▶ **WHAT YOU HAVE TO DO**
Turn every line of the listing below into a JSON array of strings, one string per line, with blank lines omitted.

──────────────────────────────

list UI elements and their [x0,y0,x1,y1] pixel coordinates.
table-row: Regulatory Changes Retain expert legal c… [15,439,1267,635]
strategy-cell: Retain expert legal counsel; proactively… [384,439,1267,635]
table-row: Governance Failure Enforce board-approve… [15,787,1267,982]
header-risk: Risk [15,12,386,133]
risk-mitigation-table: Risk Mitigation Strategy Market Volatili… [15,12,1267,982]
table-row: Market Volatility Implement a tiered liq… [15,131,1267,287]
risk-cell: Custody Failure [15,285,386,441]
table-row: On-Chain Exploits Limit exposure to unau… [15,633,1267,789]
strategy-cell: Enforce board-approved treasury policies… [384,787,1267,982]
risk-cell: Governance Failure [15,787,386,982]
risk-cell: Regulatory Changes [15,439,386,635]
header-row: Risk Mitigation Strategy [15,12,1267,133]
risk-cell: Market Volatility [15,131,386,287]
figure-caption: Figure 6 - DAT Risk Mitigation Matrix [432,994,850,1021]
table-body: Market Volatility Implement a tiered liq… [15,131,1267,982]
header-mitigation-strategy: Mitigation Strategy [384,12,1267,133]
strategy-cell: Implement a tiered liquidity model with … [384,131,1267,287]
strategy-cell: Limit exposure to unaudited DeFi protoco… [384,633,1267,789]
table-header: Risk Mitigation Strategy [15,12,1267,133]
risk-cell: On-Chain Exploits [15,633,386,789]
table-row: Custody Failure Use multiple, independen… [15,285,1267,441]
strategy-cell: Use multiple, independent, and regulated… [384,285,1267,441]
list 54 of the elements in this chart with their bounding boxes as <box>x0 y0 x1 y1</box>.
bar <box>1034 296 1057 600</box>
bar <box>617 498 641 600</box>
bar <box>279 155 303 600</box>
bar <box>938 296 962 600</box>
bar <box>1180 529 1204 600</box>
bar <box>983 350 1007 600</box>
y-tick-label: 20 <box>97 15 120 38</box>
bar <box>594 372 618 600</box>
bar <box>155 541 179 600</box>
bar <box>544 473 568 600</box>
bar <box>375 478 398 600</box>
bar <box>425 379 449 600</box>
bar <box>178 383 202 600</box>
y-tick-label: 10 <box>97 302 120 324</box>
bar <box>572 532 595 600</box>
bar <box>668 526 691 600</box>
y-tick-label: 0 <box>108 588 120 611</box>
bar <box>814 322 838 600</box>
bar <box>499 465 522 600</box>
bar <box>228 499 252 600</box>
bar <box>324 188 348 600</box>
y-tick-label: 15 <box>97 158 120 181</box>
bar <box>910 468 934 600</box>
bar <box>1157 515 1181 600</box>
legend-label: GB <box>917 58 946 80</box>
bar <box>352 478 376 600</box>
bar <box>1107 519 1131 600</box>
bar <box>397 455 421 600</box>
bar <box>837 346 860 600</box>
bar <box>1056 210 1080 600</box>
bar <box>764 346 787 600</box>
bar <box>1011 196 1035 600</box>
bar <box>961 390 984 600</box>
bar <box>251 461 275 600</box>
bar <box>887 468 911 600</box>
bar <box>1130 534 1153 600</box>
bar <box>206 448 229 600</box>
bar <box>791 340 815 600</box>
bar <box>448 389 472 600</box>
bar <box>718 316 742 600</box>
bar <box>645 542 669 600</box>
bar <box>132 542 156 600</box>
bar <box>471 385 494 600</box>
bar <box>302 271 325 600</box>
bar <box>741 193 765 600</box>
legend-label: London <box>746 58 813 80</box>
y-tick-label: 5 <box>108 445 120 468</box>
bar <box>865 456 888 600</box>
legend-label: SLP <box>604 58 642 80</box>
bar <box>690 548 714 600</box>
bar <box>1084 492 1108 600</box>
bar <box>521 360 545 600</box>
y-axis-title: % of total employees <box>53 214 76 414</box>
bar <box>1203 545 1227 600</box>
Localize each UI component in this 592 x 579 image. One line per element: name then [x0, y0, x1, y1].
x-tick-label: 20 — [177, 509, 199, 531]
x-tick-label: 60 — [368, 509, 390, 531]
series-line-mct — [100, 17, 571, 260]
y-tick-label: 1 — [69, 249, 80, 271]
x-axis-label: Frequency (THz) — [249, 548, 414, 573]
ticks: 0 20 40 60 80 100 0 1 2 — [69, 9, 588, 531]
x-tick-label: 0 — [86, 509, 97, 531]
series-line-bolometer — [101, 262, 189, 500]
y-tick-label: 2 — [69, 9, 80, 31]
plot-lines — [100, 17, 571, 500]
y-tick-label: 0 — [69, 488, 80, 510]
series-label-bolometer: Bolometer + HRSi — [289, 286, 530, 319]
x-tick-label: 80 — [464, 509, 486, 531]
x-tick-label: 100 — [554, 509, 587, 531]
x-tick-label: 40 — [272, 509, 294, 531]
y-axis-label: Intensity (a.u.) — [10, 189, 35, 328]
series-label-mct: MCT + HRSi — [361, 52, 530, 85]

──────────────────────────────

▶ **RESULT FOR THIS TASK**
[
  "list UI elements and their [x0,y0,x1,y1] pixel coordinates.",
  "table-row: Regulatory Changes Retain expert legal c… [15,439,1267,635]",
  "strategy-cell: Retain expert legal counsel; proactively… [384,439,1267,635]",
  "table-row: Governance Failure Enforce board-approve… [15,787,1267,982]",
  "header-risk: Risk [15,12,386,133]",
  "risk-mitigation-table: Risk Mitigation Strategy Market Volatili… [15,12,1267,982]",
  "table-row: Market Volatility Implement a tiered liq… [15,131,1267,287]",
  "risk-cell: Custody Failure [15,285,386,441]",
  "table-row: On-Chain Exploits Limit exposure to unau… [15,633,1267,789]",
  "strategy-cell: Enforce board-approved treasury policies… [384,787,1267,982]",
  "risk-cell: Governance Failure [15,787,386,982]",
  "risk-cell: Regulatory Changes [15,439,386,635]",
  "header-row: Risk Mitigation Strategy [15,12,1267,133]",
  "risk-cell: Market Volatility [15,131,386,287]",
  "figure-caption: Figure 6 - DAT Risk Mitigation Matrix [432,994,850,1021]",
  "table-body: Market Volatility Implement a tiered liq… [15,131,1267,982]",
  "header-mitigation-strategy: Mitigation Strategy [384,12,1267,133]",
  "strategy-cell: Implement a tiered liquidity model with … [384,131,1267,287]",
  "strategy-cell: Limit exposure to unaudited DeFi protoco… [384,633,1267,789]",
  "table-header: Risk Mitigation Strategy [15,12,1267,133]",
  "risk-cell: On-Chain Exploits [15,633,386,789]",
  "table-row: Custody Failure Use multiple, independen… [15,285,1267,441]",
  "strategy-cell: Use multiple, independent, and regulated… [384,285,1267,441]",
  "list 54 of the elements in this chart with their bounding boxes as <box>x0 y0 x1 y1</box>.",
  "bar <box>1034 296 1057 600</box>",
  "bar <box>617 498 641 600</box>",
  "bar <box>279 155 303 600</box>",
  "bar <box>938 296 962 600</box>",
  "bar <box>1180 529 1204 600</box>",
  "bar <box>983 350 1007 600</box>",
  "y-tick-label: 20 <box>97 15 120 38</box>",
  "bar <box>594 372 618 600</box>",
  "bar <box>155 541 179 600</box>",
  "bar <box>544 473 568 600</box>",
  "bar <box>375 478 398 600</box>",
  "bar <box>425 379 449 600</box>",
  "bar <box>178 383 202 600</box>",
  "y-tick-label: 10 <box>97 302 120 324</box>",
  "bar <box>572 532 595 600</box>",
  "bar <box>668 526 691 600</box>",
  "y-tick-label: 0 <box>108 588 120 611</box>",
  "bar <box>814 322 838 600</box>",
  "bar <box>499 465 522 600</box>",
  "bar <box>228 499 252 600</box>",
  "bar <box>324 188 348 600</box>",
  "y-tick-label: 15 <box>97 158 120 181</box>",
  "bar <box>910 468 934 600</box>",
  "bar <box>1157 515 1181 600</box>",
  "legend-label: GB <box>917 58 946 80</box>",
  "bar <box>352 478 376 600</box>",
  "bar <box>1107 519 1131 600</box>",
  "bar <box>397 455 421 600</box>",
  "bar <box>837 346 860 600</box>",
  "bar <box>1056 210 1080 600</box>",
  "bar <box>764 346 787 600</box>",
  "bar <box>1011 196 1035 600</box>",
  "bar <box>961 390 984 600</box>",
  "bar <box>251 461 275 600</box>",
  "bar <box>887 468 911 600</box>",
  "bar <box>1130 534 1153 600</box>",
  "bar <box>206 448 229 600</box>",
  "bar <box>791 340 815 600</box>",
  "bar <box>448 389 472 600</box>",
  "bar <box>718 316 742 600</box>",
  "bar <box>645 542 669 600</box>",
  "bar <box>132 542 156 600</box>",
  "bar <box>471 385 494 600</box>",
  "bar <box>302 271 325 600</box>",
  "bar <box>741 193 765 600</box>",
  "legend-label: London <box>746 58 813 80</box>",
  "y-tick-label: 5 <box>108 445 120 468</box>",
  "bar <box>865 456 888 600</box>",
  "legend-label: SLP <box>604 58 642 80</box>",
  "bar <box>690 548 714 600</box>",
  "bar <box>1084 492 1108 600</box>",
  "bar <box>521 360 545 600</box>",
  "y-axis-title: % of total employees <box>53 214 76 414</box>",
  "bar <box>1203 545 1227 600</box>",
  "Localize each UI component in this 592 x 579 image. One line per element: name then [x0, y0, x1, y1].",
  "x-tick-label: 20 — [177, 509, 199, 531]",
  "x-tick-label: 60 — [368, 509, 390, 531]",
  "series-line-mct — [100, 17, 571, 260]",
  "y-tick-label: 1 — [69, 249, 80, 271]",
  "x-axis-label: Frequency (THz) — [249, 548, 414, 573]",
  "ticks: 0 20 40 60 80 100 0 1 2 — [69, 9, 588, 531]",
  "x-tick-label: 0 — [86, 509, 97, 531]",
  "series-line-bolometer — [101, 262, 189, 500]",
  "y-tick-label: 2 — [69, 9, 80, 31]",
  "plot-lines — [100, 17, 571, 500]",
  "y-tick-label: 0 — [69, 488, 80, 510]",
  "series-label-bolometer: Bolometer + HRSi — [289, 286, 530, 319]",
  "x-tick-label: 80 — [464, 509, 486, 531]",
  "x-tick-label: 100 — [554, 509, 587, 531]",
  "x-tick-label: 40 — [272, 509, 294, 531]",
  "y-axis-label: Intensity (a.u.) — [10, 189, 35, 328]",
  "series-label-mct: MCT + HRSi — [361, 52, 530, 85]"
]